▸ **Problem**: Restate every line of the material, word for word.
☆ ☆ ☆ ☆ ☆ ☆ ☆
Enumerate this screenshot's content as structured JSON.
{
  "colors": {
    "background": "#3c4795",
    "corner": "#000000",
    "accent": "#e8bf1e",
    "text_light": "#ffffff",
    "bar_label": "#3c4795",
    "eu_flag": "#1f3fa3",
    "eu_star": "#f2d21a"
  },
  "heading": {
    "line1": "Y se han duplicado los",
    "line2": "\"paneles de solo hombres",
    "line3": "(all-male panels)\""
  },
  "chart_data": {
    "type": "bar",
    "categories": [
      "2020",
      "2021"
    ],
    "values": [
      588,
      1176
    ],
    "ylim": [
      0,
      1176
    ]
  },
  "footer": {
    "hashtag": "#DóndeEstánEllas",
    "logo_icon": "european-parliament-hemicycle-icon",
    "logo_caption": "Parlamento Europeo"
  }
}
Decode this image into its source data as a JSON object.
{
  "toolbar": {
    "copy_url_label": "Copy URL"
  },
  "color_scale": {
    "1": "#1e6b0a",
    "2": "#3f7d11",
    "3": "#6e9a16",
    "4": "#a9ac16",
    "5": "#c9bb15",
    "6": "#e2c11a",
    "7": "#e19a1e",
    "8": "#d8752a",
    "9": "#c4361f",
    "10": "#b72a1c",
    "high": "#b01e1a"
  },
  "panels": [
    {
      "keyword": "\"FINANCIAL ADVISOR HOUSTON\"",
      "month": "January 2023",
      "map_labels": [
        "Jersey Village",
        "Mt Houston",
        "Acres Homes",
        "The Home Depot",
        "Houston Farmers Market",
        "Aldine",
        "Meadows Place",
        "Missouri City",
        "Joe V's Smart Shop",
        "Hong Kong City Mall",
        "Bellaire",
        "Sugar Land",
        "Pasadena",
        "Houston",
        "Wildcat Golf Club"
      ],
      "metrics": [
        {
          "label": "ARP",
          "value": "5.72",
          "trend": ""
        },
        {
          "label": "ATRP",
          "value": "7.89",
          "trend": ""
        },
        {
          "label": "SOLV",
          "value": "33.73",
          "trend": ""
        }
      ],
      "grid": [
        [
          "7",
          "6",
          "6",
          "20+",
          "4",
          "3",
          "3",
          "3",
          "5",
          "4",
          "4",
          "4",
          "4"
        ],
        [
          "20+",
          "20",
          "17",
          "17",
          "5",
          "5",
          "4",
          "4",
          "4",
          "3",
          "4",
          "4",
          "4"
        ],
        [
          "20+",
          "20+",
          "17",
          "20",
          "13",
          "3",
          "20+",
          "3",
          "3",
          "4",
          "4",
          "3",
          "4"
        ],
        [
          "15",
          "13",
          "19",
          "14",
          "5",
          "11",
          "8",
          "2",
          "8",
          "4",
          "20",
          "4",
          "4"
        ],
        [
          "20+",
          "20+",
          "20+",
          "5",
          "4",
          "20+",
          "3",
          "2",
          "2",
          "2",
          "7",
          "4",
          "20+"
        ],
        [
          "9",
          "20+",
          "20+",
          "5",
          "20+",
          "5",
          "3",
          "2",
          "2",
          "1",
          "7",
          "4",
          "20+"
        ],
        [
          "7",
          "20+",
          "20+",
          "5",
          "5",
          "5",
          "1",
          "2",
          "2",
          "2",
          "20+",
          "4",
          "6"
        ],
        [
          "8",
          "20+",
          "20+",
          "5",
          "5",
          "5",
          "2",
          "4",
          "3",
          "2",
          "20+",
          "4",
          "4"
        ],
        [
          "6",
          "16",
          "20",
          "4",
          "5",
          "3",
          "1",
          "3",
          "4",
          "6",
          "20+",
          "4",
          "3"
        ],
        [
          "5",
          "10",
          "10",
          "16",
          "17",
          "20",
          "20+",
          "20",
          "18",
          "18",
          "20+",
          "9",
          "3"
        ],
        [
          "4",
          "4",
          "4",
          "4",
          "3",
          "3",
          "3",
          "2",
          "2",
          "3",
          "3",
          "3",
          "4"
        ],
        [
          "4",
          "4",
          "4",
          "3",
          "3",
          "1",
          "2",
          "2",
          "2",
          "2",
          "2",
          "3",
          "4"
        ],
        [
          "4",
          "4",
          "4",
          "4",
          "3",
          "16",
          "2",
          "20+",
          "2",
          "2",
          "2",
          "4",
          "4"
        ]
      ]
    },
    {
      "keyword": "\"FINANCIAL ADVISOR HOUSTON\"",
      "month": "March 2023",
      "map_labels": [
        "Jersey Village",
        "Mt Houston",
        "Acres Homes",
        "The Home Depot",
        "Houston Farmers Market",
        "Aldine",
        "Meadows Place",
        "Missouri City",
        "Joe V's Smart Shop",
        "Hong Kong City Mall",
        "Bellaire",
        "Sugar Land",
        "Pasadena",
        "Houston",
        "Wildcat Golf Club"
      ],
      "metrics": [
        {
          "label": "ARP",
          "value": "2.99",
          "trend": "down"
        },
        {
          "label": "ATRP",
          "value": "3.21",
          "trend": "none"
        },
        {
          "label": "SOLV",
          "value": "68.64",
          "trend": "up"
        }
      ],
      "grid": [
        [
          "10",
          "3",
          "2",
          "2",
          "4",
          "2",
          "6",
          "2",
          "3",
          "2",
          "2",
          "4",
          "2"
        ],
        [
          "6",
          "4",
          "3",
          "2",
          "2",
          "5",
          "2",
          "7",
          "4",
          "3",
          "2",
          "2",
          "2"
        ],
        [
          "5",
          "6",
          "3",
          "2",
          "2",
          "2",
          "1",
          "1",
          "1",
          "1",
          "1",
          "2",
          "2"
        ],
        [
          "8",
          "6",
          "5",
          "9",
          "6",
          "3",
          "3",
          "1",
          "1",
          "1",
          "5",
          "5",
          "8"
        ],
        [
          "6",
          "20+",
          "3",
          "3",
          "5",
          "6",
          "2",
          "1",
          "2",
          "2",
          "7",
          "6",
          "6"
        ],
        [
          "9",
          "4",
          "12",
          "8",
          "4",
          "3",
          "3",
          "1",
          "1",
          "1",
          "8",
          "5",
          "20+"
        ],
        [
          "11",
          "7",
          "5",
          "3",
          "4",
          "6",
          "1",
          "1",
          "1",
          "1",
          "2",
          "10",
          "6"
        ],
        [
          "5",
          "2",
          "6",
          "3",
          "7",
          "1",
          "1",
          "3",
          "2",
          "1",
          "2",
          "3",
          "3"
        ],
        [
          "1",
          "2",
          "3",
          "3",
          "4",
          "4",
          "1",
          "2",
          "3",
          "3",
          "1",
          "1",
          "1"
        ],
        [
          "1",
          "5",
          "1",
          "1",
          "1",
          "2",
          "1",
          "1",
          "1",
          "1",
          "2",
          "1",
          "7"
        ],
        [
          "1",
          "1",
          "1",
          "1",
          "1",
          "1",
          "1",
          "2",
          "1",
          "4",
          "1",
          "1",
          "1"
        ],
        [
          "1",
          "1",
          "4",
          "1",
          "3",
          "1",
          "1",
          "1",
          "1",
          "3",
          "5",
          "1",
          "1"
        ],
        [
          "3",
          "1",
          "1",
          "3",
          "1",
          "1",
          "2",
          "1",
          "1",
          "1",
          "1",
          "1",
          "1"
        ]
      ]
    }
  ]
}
☆ ☆ ☆ ☆ ☆ ☆ ☆
▸ **Result of the task**:
Enumerate this screenshot's content as structured JSON.
{
  "colors": {
    "background": "#3c4795",
    "corner": "#000000",
    "accent": "#e8bf1e",
    "text_light": "#ffffff",
    "bar_label": "#3c4795",
    "eu_flag": "#1f3fa3",
    "eu_star": "#f2d21a"
  },
  "heading": {
    "line1": "Y se han duplicado los",
    "line2": "\"paneles de solo hombres",
    "line3": "(all-male panels)\""
  },
  "chart_data": {
    "type": "bar",
    "categories": [
      "2020",
      "2021"
    ],
    "values": [
      588,
      1176
    ],
    "ylim": [
      0,
      1176
    ]
  },
  "footer": {
    "hashtag": "#DóndeEstánEllas",
    "logo_icon": "european-parliament-hemicycle-icon",
    "logo_caption": "Parlamento Europeo"
  }
}
Decode this image into its source data as a JSON object.
{
  "toolbar": {
    "copy_url_label": "Copy URL"
  },
  "color_scale": {
    "1": "#1e6b0a",
    "2": "#3f7d11",
    "3": "#6e9a16",
    "4": "#a9ac16",
    "5": "#c9bb15",
    "6": "#e2c11a",
    "7": "#e19a1e",
    "8": "#d8752a",
    "9": "#c4361f",
    "10": "#b72a1c",
    "high": "#b01e1a"
  },
  "panels": [
    {
      "keyword": "\"FINANCIAL ADVISOR HOUSTON\"",
      "month": "January 2023",
      "map_labels": [
        "Jersey Village",
        "Mt Houston",
        "Acres Homes",
        "The Home Depot",
        "Houston Farmers Market",
        "Aldine",
        "Meadows Place",
        "Missouri City",
        "Joe V's Smart Shop",
        "Hong Kong City Mall",
        "Bellaire",
        "Sugar Land",
        "Pasadena",
        "Houston",
        "Wildcat Golf Club"
      ],
      "metrics": [
        {
          "label": "ARP",
          "value": "5.72",
          "trend": ""
        },
        {
          "label": "ATRP",
          "value": "7.89",
          "trend": ""
        },
        {
          "label": "SOLV",
          "value": "33.73",
          "trend": ""
        }
      ],
      "grid": [
        [
          "7",
          "6",
          "6",
          "20+",
          "4",
          "3",
          "3",
          "3",
          "5",
          "4",
          "4",
          "4",
          "4"
        ],
        [
          "20+",
          "20",
          "17",
          "17",
          "5",
          "5",
          "4",
          "4",
          "4",
          "3",
          "4",
          "4",
          "4"
        ],
        [
          "20+",
          "20+",
          "17",
          "20",
          "13",
          "3",
          "20+",
          "3",
          "3",
          "4",
          "4",
          "3",
          "4"
        ],
        [
          "15",
          "13",
          "19",
          "14",
          "5",
          "11",
          "8",
          "2",
          "8",
          "4",
          "20",
          "4",
          "4"
        ],
        [
          "20+",
          "20+",
          "20+",
          "5",
          "4",
          "20+",
          "3",
          "2",
          "2",
          "2",
          "7",
          "4",
          "20+"
        ],
        [
          "9",
          "20+",
          "20+",
          "5",
          "20+",
          "5",
          "3",
          "2",
          "2",
          "1",
          "7",
          "4",
          "20+"
        ],
        [
          "7",
          "20+",
          "20+",
          "5",
          "5",
          "5",
          "1",
          "2",
          "2",
          "2",
          "20+",
          "4",
          "6"
        ],
        [
          "8",
          "20+",
          "20+",
          "5",
          "5",
          "5",
          "2",
          "4",
          "3",
          "2",
          "20+",
          "4",
          "4"
        ],
        [
          "6",
          "16",
          "20",
          "4",
          "5",
          "3",
          "1",
          "3",
          "4",
          "6",
          "20+",
          "4",
          "3"
        ],
        [
          "5",
          "10",
          "10",
          "16",
          "17",
          "20",
          "20+",
          "20",
          "18",
          "18",
          "20+",
          "9",
          "3"
        ],
        [
          "4",
          "4",
          "4",
          "4",
          "3",
          "3",
          "3",
          "2",
          "2",
          "3",
          "3",
          "3",
          "4"
        ],
        [
          "4",
          "4",
          "4",
          "3",
          "3",
          "1",
          "2",
          "2",
          "2",
          "2",
          "2",
          "3",
          "4"
        ],
        [
          "4",
          "4",
          "4",
          "4",
          "3",
          "16",
          "2",
          "20+",
          "2",
          "2",
          "2",
          "4",
          "4"
        ]
      ]
    },
    {
      "keyword": "\"FINANCIAL ADVISOR HOUSTON\"",
      "month": "March 2023",
      "map_labels": [
        "Jersey Village",
        "Mt Houston",
        "Acres Homes",
        "The Home Depot",
        "Houston Farmers Market",
        "Aldine",
        "Meadows Place",
        "Missouri City",
        "Joe V's Smart Shop",
        "Hong Kong City Mall",
        "Bellaire",
        "Sugar Land",
        "Pasadena",
        "Houston",
        "Wildcat Golf Club"
      ],
      "metrics": [
        {
          "label": "ARP",
          "value": "2.99",
          "trend": "down"
        },
        {
          "label": "ATRP",
          "value": "3.21",
          "trend": "none"
        },
        {
          "label": "SOLV",
          "value": "68.64",
          "trend": "up"
        }
      ],
      "grid": [
        [
          "10",
          "3",
          "2",
          "2",
          "4",
          "2",
          "6",
          "2",
          "3",
          "2",
          "2",
          "4",
          "2"
        ],
        [
          "6",
          "4",
          "3",
          "2",
          "2",
          "5",
          "2",
          "7",
          "4",
          "3",
          "2",
          "2",
          "2"
        ],
        [
          "5",
          "6",
          "3",
          "2",
          "2",
          "2",
          "1",
          "1",
          "1",
          "1",
          "1",
          "2",
          "2"
        ],
        [
          "8",
          "6",
          "5",
          "9",
          "6",
          "3",
          "3",
          "1",
          "1",
          "1",
          "5",
          "5",
          "8"
        ],
        [
          "6",
          "20+",
          "3",
          "3",
          "5",
          "6",
          "2",
          "1",
          "2",
          "2",
          "7",
          "6",
          "6"
        ],
        [
          "9",
          "4",
          "12",
          "8",
          "4",
          "3",
          "3",
          "1",
          "1",
          "1",
          "8",
          "5",
          "20+"
        ],
        [
          "11",
          "7",
          "5",
          "3",
          "4",
          "6",
          "1",
          "1",
          "1",
          "1",
          "2",
          "10",
          "6"
        ],
        [
          "5",
          "2",
          "6",
          "3",
          "7",
          "1",
          "1",
          "3",
          "2",
          "1",
          "2",
          "3",
          "3"
        ],
        [
          "1",
          "2",
          "3",
          "3",
          "4",
          "4",
          "1",
          "2",
          "3",
          "3",
          "1",
          "1",
          "1"
        ],
        [
          "1",
          "5",
          "1",
          "1",
          "1",
          "2",
          "1",
          "1",
          "1",
          "1",
          "2",
          "1",
          "7"
        ],
        [
          "1",
          "1",
          "1",
          "1",
          "1",
          "1",
          "1",
          "2",
          "1",
          "4",
          "1",
          "1",
          "1"
        ],
        [
          "1",
          "1",
          "4",
          "1",
          "3",
          "1",
          "1",
          "1",
          "1",
          "3",
          "5",
          "1",
          "1"
        ],
        [
          "3",
          "1",
          "1",
          "3",
          "1",
          "1",
          "2",
          "1",
          "1",
          "1",
          "1",
          "1",
          "1"
        ]
      ]
    }
  ]
}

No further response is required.